- **EXERCISE TASK**
Draw out every line with the word "page" from the listing below.

Collected data entries
***

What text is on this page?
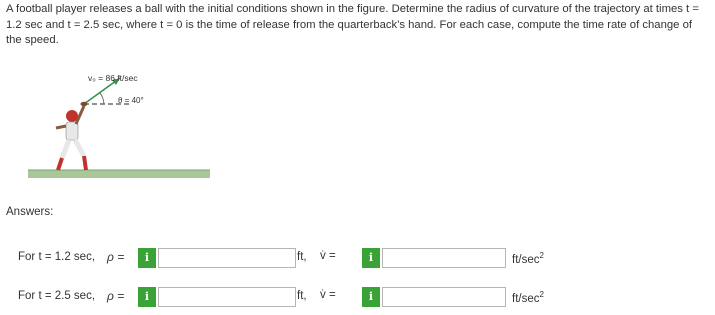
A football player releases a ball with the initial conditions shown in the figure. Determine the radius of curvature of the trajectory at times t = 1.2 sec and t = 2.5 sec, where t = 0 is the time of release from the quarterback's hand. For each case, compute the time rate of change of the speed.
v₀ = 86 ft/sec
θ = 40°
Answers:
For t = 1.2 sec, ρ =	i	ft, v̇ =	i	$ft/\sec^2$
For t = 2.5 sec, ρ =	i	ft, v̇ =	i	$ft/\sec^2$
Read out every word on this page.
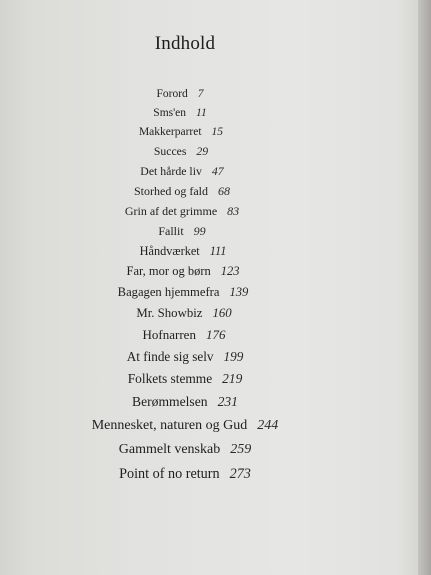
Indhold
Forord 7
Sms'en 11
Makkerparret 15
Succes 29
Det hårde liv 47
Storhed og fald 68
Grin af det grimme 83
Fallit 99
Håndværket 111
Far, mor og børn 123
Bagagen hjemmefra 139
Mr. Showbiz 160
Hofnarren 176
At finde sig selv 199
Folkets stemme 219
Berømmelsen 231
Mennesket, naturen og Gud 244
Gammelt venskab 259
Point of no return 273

***

- **OUTPUT**
What text is on this page?
Read out every word on this page.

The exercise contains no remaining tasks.